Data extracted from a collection
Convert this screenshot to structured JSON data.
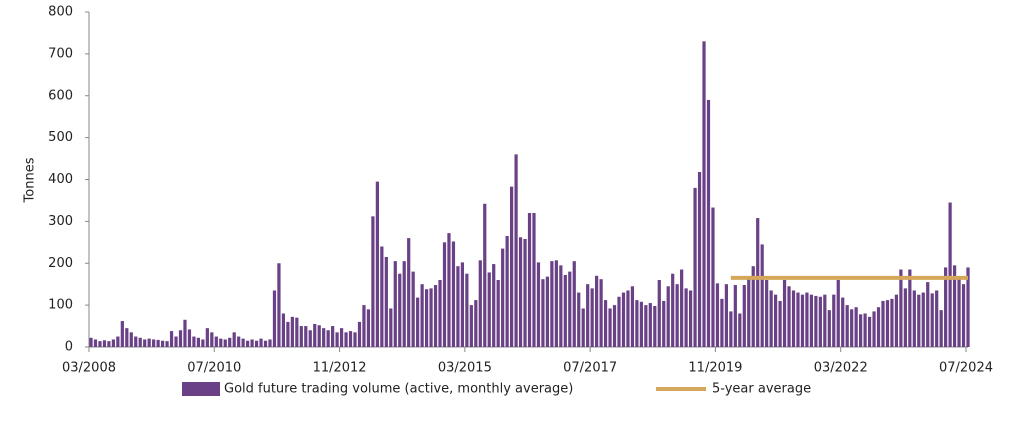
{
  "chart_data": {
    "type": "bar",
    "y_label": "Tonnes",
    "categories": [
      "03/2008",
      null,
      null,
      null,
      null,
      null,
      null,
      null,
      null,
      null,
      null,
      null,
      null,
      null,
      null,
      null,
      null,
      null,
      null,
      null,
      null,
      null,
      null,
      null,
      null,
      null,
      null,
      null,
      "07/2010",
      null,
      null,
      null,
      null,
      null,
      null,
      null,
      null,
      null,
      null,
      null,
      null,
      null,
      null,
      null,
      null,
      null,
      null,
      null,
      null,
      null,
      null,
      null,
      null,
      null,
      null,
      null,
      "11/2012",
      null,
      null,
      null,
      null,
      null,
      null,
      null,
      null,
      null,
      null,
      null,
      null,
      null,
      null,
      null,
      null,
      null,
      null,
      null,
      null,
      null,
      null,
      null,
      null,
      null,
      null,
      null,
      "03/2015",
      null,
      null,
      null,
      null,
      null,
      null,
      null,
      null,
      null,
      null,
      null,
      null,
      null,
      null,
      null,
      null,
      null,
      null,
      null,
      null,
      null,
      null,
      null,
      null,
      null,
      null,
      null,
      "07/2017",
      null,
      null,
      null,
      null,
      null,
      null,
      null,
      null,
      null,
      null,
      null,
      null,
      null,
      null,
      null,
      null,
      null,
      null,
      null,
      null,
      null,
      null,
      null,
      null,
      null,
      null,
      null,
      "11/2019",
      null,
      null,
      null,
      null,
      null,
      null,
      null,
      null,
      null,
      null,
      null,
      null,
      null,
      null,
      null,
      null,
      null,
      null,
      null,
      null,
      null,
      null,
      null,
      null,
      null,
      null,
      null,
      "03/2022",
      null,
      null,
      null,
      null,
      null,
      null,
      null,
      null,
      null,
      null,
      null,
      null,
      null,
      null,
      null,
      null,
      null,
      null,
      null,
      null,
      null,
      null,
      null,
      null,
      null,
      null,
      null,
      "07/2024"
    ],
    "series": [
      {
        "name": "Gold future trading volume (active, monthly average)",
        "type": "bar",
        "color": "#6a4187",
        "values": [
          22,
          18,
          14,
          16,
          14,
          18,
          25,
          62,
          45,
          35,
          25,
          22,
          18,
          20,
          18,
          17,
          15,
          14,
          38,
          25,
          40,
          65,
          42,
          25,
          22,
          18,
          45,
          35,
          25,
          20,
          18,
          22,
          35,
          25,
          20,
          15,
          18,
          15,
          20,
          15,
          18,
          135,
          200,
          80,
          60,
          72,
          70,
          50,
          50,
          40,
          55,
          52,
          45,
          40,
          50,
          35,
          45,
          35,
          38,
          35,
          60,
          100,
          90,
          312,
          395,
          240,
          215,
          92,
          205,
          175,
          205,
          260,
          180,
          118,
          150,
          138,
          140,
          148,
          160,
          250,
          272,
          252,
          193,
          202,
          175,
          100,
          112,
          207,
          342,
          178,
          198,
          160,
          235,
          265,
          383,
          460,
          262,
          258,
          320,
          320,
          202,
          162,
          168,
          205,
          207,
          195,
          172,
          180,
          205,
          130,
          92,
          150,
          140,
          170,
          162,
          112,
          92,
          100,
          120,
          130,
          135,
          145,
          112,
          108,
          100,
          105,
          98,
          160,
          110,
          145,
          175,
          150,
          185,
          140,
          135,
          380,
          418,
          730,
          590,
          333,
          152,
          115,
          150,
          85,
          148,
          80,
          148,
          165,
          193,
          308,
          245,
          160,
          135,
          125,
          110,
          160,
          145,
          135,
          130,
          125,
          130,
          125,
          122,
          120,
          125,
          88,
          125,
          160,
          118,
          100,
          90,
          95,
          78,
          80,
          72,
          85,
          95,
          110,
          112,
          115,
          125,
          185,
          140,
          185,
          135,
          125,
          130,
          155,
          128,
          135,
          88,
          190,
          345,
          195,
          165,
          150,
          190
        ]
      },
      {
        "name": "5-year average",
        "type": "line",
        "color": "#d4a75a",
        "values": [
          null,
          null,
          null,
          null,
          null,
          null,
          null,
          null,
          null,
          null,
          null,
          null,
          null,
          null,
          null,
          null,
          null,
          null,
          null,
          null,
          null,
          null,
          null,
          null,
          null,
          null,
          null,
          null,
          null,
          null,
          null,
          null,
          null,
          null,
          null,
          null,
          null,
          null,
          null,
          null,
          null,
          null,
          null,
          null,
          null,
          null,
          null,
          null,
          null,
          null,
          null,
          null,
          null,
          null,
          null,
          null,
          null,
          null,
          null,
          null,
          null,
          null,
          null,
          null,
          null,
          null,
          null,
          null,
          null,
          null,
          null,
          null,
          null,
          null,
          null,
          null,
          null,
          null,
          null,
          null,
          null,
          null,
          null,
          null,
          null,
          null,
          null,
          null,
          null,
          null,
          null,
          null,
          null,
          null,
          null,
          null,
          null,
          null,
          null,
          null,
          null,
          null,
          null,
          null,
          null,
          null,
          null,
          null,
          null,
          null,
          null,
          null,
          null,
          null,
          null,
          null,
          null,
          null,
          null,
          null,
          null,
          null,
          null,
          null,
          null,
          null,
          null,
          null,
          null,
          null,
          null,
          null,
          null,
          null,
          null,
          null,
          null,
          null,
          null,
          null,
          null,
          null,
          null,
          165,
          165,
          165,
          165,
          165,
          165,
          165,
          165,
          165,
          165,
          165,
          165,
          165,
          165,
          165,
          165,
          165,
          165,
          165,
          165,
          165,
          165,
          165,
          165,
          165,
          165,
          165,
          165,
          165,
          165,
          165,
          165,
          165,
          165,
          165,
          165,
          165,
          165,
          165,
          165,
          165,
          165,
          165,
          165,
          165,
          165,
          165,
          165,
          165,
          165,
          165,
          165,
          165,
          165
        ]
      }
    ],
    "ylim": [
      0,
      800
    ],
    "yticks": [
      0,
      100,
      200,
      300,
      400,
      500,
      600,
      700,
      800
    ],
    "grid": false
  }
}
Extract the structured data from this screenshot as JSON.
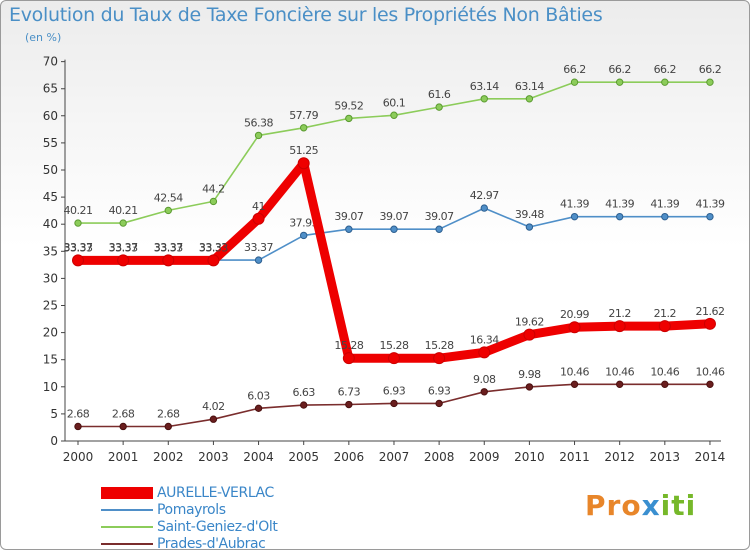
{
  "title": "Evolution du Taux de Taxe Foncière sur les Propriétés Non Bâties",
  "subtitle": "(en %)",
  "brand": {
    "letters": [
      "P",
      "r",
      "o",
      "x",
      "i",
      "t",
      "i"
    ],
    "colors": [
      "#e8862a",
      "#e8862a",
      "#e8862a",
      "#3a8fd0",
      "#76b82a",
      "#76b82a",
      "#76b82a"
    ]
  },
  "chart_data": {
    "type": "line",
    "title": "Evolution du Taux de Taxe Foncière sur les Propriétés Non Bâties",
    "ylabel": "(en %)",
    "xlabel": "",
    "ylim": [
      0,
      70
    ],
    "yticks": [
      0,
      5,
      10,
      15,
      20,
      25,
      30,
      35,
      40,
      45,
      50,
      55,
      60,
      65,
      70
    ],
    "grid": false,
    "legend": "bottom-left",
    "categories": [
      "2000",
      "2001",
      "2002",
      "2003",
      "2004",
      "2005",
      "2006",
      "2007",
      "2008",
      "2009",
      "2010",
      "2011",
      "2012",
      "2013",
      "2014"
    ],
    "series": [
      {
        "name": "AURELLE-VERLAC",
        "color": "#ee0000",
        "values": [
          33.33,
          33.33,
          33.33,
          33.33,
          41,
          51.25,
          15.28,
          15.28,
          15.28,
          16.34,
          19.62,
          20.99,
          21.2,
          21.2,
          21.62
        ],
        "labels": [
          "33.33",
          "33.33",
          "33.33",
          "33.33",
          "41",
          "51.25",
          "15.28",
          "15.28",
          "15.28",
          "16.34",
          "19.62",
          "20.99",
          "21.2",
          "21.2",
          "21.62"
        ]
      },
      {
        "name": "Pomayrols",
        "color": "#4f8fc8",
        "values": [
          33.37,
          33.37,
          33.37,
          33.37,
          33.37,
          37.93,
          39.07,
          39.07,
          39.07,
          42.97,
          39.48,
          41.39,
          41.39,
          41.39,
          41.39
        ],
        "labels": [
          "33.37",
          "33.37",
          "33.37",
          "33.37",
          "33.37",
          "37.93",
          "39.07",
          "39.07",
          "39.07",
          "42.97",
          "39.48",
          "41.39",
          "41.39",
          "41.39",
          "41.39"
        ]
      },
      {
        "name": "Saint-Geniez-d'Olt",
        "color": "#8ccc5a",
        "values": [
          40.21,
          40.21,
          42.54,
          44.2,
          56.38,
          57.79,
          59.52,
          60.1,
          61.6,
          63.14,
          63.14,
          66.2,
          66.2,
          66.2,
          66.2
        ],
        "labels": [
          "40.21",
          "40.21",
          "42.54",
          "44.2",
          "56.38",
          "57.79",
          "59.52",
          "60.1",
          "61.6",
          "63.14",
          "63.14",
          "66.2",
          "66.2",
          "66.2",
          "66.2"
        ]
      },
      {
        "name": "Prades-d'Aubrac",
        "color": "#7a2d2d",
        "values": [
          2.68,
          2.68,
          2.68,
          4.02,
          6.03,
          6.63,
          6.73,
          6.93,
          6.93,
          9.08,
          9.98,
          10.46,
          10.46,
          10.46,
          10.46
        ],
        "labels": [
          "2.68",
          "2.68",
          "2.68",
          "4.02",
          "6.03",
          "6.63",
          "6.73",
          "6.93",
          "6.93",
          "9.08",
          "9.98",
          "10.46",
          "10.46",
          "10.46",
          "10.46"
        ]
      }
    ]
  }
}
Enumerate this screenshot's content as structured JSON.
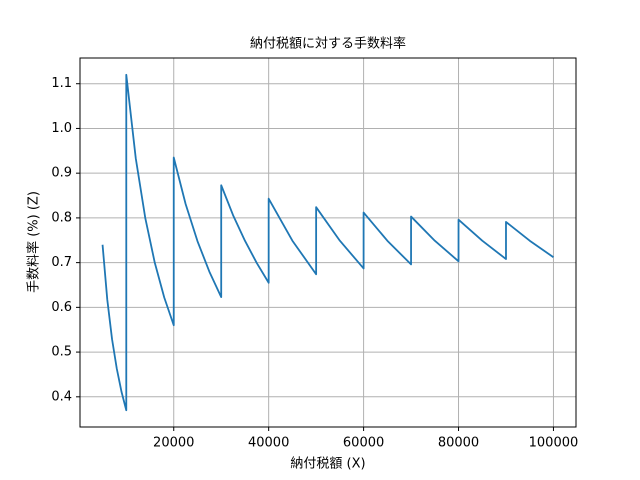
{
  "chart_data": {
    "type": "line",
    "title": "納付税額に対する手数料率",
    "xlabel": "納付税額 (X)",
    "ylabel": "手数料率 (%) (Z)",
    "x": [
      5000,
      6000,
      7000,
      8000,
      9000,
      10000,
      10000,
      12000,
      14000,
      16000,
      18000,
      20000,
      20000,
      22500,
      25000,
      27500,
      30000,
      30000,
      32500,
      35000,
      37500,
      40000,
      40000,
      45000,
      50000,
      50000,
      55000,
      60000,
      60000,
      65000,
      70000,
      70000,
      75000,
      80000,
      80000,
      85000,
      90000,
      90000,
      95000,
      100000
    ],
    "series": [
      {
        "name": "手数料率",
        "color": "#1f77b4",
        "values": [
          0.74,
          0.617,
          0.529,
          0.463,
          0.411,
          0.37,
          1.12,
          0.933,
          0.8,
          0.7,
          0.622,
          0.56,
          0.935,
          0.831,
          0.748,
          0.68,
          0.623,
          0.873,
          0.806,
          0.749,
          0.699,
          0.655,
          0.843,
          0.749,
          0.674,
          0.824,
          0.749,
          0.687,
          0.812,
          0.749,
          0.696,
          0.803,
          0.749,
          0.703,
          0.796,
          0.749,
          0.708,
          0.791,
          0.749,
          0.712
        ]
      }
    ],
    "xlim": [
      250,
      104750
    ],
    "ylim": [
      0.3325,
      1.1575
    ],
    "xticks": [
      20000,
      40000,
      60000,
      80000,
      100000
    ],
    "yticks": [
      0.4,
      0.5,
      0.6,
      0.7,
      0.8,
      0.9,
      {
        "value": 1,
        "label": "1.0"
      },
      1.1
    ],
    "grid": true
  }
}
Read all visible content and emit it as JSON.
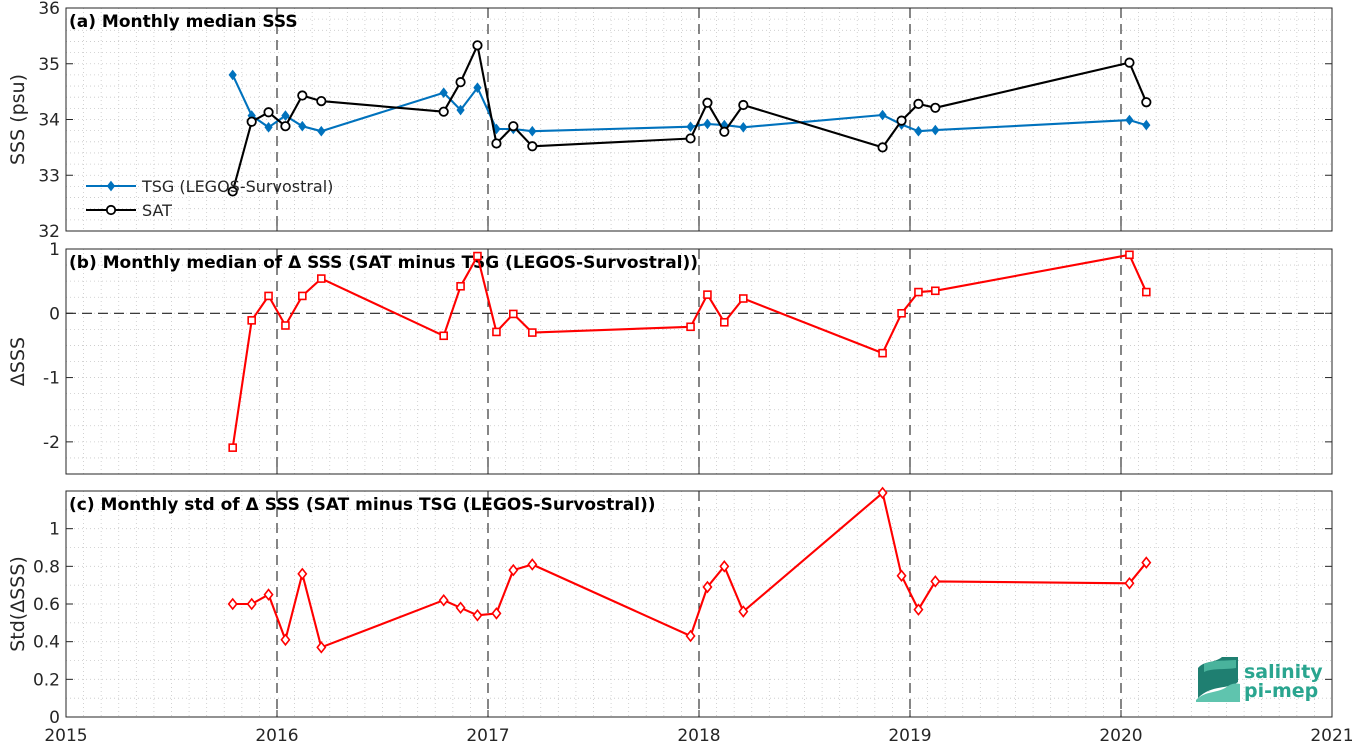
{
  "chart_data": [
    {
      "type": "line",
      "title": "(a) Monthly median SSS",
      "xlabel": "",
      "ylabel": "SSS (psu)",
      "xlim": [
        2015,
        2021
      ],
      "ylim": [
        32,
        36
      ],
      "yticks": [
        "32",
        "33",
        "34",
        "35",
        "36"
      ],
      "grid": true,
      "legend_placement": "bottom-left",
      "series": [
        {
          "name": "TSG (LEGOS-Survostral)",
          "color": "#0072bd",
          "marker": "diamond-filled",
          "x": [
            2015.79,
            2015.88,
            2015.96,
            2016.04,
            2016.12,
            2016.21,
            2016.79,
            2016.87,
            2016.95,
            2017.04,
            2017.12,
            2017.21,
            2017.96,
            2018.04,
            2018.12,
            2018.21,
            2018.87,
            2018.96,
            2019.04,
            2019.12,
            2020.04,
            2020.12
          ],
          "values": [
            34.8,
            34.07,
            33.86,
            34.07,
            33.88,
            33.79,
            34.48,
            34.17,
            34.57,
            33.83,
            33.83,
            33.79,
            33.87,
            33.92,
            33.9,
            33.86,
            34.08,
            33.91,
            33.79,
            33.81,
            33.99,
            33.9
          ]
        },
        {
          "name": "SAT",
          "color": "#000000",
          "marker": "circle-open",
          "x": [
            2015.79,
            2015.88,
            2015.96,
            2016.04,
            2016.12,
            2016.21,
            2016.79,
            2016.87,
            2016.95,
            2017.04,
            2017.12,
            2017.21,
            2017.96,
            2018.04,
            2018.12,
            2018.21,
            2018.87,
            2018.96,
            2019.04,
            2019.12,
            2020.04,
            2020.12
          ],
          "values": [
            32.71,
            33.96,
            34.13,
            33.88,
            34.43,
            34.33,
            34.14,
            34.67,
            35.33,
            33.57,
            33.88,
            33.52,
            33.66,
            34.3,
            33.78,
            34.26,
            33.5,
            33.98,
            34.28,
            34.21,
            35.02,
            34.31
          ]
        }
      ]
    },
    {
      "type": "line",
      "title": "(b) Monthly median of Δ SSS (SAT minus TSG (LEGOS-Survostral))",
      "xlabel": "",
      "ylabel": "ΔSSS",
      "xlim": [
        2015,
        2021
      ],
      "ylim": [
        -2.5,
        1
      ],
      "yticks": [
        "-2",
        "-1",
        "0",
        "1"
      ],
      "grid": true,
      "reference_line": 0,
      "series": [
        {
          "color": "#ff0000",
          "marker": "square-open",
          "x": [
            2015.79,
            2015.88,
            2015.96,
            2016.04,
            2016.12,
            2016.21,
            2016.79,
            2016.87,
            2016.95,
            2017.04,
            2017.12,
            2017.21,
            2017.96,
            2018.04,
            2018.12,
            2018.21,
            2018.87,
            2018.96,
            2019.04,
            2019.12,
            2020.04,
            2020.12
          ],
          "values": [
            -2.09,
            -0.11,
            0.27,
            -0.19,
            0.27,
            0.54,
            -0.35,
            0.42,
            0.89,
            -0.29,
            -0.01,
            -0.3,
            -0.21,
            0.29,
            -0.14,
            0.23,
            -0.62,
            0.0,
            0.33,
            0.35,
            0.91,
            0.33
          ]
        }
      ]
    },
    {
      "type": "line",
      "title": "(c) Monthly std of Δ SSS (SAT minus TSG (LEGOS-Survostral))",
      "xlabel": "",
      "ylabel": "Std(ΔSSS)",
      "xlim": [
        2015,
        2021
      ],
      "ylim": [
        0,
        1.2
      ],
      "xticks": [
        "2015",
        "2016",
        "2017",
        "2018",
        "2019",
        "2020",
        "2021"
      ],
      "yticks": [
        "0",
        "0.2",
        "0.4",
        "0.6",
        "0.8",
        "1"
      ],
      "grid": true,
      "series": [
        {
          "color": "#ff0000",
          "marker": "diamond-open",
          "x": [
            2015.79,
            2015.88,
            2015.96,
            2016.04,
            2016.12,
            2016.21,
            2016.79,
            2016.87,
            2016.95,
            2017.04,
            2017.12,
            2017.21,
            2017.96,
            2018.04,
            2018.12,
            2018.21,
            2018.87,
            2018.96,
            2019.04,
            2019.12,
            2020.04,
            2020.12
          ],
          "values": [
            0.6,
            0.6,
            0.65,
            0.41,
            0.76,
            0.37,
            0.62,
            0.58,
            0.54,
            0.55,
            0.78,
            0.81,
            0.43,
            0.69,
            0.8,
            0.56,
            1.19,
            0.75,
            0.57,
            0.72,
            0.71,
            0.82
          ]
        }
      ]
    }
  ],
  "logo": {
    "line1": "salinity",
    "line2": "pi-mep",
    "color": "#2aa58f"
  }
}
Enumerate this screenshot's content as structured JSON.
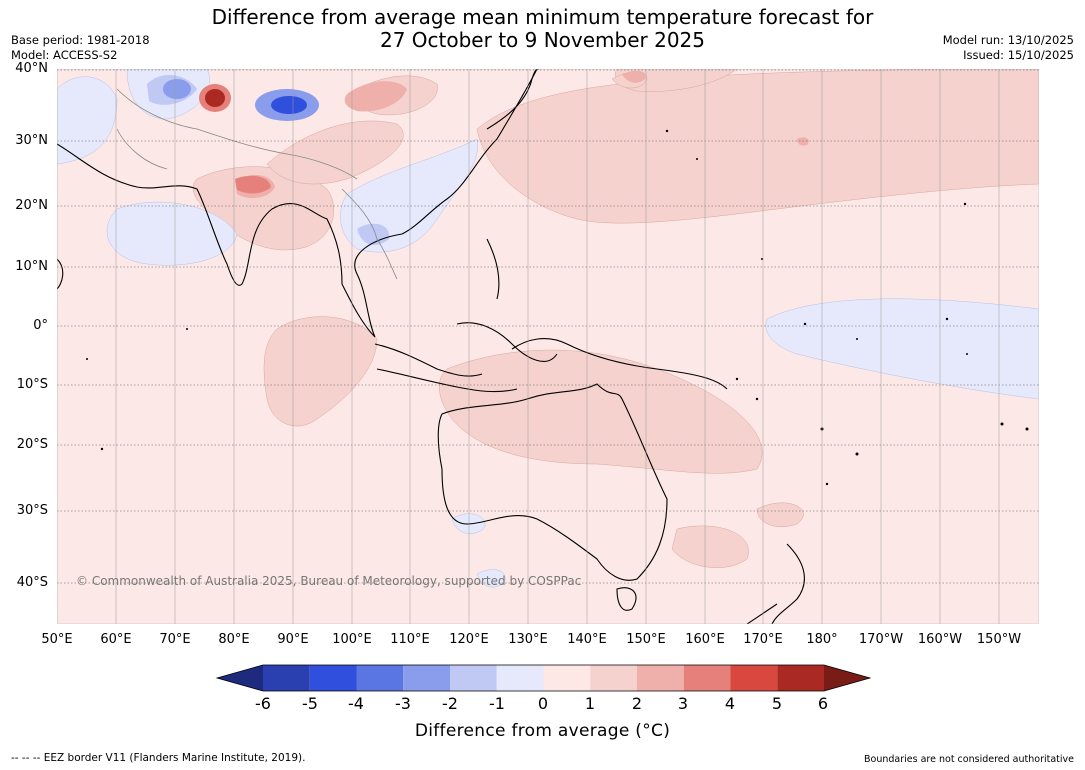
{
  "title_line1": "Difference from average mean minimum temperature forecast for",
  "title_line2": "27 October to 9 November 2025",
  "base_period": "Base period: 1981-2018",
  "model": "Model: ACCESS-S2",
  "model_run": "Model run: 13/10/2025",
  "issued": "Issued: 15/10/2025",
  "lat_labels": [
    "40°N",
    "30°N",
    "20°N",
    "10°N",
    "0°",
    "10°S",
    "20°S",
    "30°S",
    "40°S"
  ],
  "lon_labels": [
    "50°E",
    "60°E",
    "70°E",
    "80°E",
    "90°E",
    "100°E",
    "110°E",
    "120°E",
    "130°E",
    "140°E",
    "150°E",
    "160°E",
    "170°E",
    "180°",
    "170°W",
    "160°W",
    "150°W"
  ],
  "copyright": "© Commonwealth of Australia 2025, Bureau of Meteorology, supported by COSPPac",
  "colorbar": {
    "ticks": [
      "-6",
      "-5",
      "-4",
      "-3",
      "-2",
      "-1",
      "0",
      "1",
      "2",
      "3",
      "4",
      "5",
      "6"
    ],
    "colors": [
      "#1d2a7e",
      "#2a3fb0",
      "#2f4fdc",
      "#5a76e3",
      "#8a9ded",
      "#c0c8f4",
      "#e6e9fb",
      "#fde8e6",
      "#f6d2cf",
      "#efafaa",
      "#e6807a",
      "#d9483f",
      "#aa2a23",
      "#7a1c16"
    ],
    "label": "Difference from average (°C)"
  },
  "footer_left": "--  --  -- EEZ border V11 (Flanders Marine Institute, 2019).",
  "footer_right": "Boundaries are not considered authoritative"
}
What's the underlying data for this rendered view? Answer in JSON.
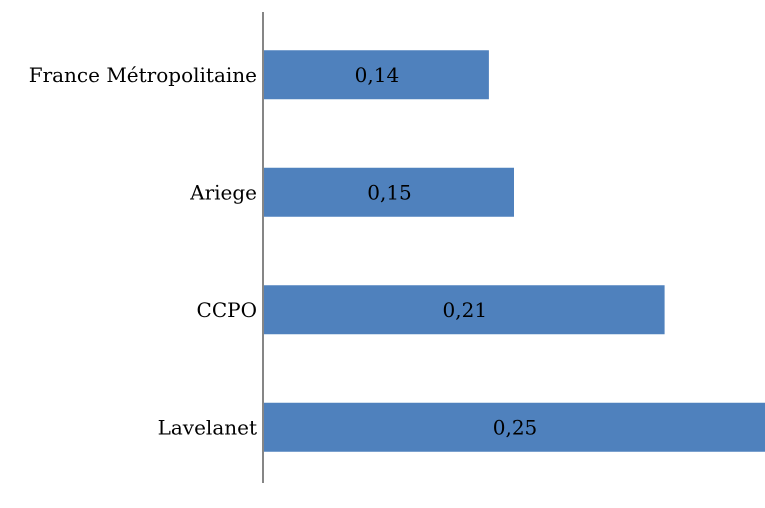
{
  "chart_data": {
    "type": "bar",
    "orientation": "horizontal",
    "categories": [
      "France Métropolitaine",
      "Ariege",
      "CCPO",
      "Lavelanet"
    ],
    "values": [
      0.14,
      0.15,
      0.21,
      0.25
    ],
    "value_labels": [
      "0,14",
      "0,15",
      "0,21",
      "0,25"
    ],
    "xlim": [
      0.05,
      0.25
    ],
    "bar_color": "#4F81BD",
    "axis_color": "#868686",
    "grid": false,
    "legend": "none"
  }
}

• Problem statement: Read the data above. Pull out each line in which the string "minus" appears.

• Task solution:
      "title": "(b) Monthly median of Δ SSS (SAT minus TSG (LEGOS-Survostral))",
      "title": "(c) Monthly std of Δ SSS (SAT minus TSG (LEGOS-Survostral))",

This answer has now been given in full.